**WORK TO BE COMPLETED**
Exact repetition of every entry is required.

**EXTRACTED INFORMATION**
▼
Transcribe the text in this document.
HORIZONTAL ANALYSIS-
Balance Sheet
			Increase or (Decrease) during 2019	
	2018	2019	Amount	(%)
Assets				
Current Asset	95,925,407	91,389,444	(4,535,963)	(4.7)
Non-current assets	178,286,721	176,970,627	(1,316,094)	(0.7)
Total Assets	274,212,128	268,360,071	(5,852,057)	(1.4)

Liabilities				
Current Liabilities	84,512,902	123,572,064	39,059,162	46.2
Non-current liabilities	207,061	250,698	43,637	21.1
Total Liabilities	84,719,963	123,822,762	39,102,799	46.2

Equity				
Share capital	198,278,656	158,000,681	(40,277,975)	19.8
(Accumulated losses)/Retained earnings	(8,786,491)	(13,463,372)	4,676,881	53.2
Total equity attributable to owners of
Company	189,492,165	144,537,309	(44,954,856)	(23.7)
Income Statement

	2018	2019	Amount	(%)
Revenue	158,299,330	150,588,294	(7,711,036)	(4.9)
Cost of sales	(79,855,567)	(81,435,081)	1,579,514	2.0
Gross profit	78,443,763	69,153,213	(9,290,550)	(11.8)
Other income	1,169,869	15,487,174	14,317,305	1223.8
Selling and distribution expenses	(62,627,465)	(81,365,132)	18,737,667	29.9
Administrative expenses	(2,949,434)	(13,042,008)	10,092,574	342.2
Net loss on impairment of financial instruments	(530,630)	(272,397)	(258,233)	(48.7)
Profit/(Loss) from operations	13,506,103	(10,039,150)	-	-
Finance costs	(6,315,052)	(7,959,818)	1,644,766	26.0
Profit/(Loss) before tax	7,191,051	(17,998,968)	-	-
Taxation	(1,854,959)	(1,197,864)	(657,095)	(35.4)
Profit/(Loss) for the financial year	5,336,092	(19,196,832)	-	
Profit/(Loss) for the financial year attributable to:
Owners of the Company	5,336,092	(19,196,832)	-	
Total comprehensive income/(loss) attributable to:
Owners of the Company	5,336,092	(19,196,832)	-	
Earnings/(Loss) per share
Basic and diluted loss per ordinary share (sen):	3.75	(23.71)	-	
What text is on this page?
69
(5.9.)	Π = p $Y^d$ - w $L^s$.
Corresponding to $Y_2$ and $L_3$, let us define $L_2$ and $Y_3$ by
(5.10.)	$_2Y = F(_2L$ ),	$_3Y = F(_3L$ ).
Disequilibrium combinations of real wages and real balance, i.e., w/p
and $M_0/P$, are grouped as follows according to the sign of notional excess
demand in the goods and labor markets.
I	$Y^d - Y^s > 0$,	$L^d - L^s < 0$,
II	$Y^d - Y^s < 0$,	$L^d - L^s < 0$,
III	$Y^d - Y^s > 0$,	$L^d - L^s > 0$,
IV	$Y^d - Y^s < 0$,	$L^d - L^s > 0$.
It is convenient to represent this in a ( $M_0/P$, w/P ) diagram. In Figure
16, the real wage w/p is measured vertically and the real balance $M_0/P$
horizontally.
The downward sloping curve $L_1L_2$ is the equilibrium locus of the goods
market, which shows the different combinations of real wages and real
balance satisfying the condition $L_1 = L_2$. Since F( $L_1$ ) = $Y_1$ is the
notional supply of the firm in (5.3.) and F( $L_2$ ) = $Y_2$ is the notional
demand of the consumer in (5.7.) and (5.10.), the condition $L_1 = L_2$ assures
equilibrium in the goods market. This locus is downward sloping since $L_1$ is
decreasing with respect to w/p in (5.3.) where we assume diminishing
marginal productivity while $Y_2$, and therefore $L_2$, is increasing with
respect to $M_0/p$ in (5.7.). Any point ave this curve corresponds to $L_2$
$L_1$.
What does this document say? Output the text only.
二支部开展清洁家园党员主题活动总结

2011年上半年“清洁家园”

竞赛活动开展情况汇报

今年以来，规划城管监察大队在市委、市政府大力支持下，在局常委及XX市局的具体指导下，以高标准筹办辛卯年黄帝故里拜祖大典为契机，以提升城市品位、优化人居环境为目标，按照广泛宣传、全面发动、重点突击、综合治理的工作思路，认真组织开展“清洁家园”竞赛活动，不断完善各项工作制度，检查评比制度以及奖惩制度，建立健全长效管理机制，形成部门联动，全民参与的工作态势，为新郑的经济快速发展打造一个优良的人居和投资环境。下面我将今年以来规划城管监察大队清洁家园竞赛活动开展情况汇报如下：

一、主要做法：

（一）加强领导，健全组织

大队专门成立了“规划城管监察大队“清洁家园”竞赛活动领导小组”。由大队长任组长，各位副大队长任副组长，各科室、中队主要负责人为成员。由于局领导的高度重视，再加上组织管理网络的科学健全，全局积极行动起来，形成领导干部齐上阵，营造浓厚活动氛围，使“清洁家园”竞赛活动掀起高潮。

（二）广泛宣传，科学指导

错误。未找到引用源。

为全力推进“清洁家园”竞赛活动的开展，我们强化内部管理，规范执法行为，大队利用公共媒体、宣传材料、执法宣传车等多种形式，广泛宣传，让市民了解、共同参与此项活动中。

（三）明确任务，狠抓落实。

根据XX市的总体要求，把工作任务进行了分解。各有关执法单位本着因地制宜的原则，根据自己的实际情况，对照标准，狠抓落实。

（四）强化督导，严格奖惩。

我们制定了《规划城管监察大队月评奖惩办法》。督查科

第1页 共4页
▲
**RESULT OF THE EXERCISE**
Transcribe the text in this document.
HORIZONTAL ANALYSIS-
Balance Sheet
			Increase or (Decrease) during 2019	
	2018	2019	Amount	(%)
Assets				
Current Asset	95,925,407	91,389,444	(4,535,963)	(4.7)
Non-current assets	178,286,721	176,970,627	(1,316,094)	(0.7)
Total Assets	274,212,128	268,360,071	(5,852,057)	(1.4)

Liabilities				
Current Liabilities	84,512,902	123,572,064	39,059,162	46.2
Non-current liabilities	207,061	250,698	43,637	21.1
Total Liabilities	84,719,963	123,822,762	39,102,799	46.2

Equity				
Share capital	198,278,656	158,000,681	(40,277,975)	19.8
(Accumulated losses)/Retained earnings	(8,786,491)	(13,463,372)	4,676,881	53.2
Total equity attributable to owners of
Company	189,492,165	144,537,309	(44,954,856)	(23.7)
Income Statement

	2018	2019	Amount	(%)
Revenue	158,299,330	150,588,294	(7,711,036)	(4.9)
Cost of sales	(79,855,567)	(81,435,081)	1,579,514	2.0
Gross profit	78,443,763	69,153,213	(9,290,550)	(11.8)
Other income	1,169,869	15,487,174	14,317,305	1223.8
Selling and distribution expenses	(62,627,465)	(81,365,132)	18,737,667	29.9
Administrative expenses	(2,949,434)	(13,042,008)	10,092,574	342.2
Net loss on impairment of financial instruments	(530,630)	(272,397)	(258,233)	(48.7)
Profit/(Loss) from operations	13,506,103	(10,039,150)	-	-
Finance costs	(6,315,052)	(7,959,818)	1,644,766	26.0
Profit/(Loss) before tax	7,191,051	(17,998,968)	-	-
Taxation	(1,854,959)	(1,197,864)	(657,095)	(35.4)
Profit/(Loss) for the financial year	5,336,092	(19,196,832)	-	
Profit/(Loss) for the financial year attributable to:
Owners of the Company	5,336,092	(19,196,832)	-	
Total comprehensive income/(loss) attributable to:
Owners of the Company	5,336,092	(19,196,832)	-	
Earnings/(Loss) per share
Basic and diluted loss per ordinary share (sen):	3.75	(23.71)	-	
What text is on this page?
69
(5.9.)	Π = p $Y^d$ - w $L^s$.
Corresponding to $Y_2$ and $L_3$, let us define $L_2$ and $Y_3$ by
(5.10.)	$_2Y = F(_2L$ ),	$_3Y = F(_3L$ ).
Disequilibrium combinations of real wages and real balance, i.e., w/p
and $M_0/P$, are grouped as follows according to the sign of notional excess
demand in the goods and labor markets.
I	$Y^d - Y^s > 0$,	$L^d - L^s < 0$,
II	$Y^d - Y^s < 0$,	$L^d - L^s < 0$,
III	$Y^d - Y^s > 0$,	$L^d - L^s > 0$,
IV	$Y^d - Y^s < 0$,	$L^d - L^s > 0$.
It is convenient to represent this in a ( $M_0/P$, w/P ) diagram. In Figure
16, the real wage w/p is measured vertically and the real balance $M_0/P$
horizontally.
The downward sloping curve $L_1L_2$ is the equilibrium locus of the goods
market, which shows the different combinations of real wages and real
balance satisfying the condition $L_1 = L_2$. Since F( $L_1$ ) = $Y_1$ is the
notional supply of the firm in (5.3.) and F( $L_2$ ) = $Y_2$ is the notional
demand of the consumer in (5.7.) and (5.10.), the condition $L_1 = L_2$ assures
equilibrium in the goods market. This locus is downward sloping since $L_1$ is
decreasing with respect to w/p in (5.3.) where we assume diminishing
marginal productivity while $Y_2$, and therefore $L_2$, is increasing with
respect to $M_0/p$ in (5.7.). Any point ave this curve corresponds to $L_2$
$L_1$.
What does this document say? Output the text only.
二支部开展清洁家园党员主题活动总结

2011年上半年“清洁家园”

竞赛活动开展情况汇报

今年以来，规划城管监察大队在市委、市政府大力支持下，在局常委及XX市局的具体指导下，以高标准筹办辛卯年黄帝故里拜祖大典为契机，以提升城市品位、优化人居环境为目标，按照广泛宣传、全面发动、重点突击、综合治理的工作思路，认真组织开展“清洁家园”竞赛活动，不断完善各项工作制度，检查评比制度以及奖惩制度，建立健全长效管理机制，形成部门联动，全民参与的工作态势，为新郑的经济快速发展打造一个优良的人居和投资环境。下面我将今年以来规划城管监察大队清洁家园竞赛活动开展情况汇报如下：

一、主要做法：

（一）加强领导，健全组织

大队专门成立了“规划城管监察大队“清洁家园”竞赛活动领导小组”。由大队长任组长，各位副大队长任副组长，各科室、中队主要负责人为成员。由于局领导的高度重视，再加上组织管理网络的科学健全，全局积极行动起来，形成领导干部齐上阵，营造浓厚活动氛围，使“清洁家园”竞赛活动掀起高潮。

（二）广泛宣传，科学指导

错误。未找到引用源。

为全力推进“清洁家园”竞赛活动的开展，我们强化内部管理，规范执法行为，大队利用公共媒体、宣传材料、执法宣传车等多种形式，广泛宣传，让市民了解、共同参与此项活动中。

（三）明确任务，狠抓落实。

根据XX市的总体要求，把工作任务进行了分解。各有关执法单位本着因地制宜的原则，根据自己的实际情况，对照标准，狠抓落实。

（四）强化督导，严格奖惩。

我们制定了《规划城管监察大队月评奖惩办法》。督查科

第1页 共4页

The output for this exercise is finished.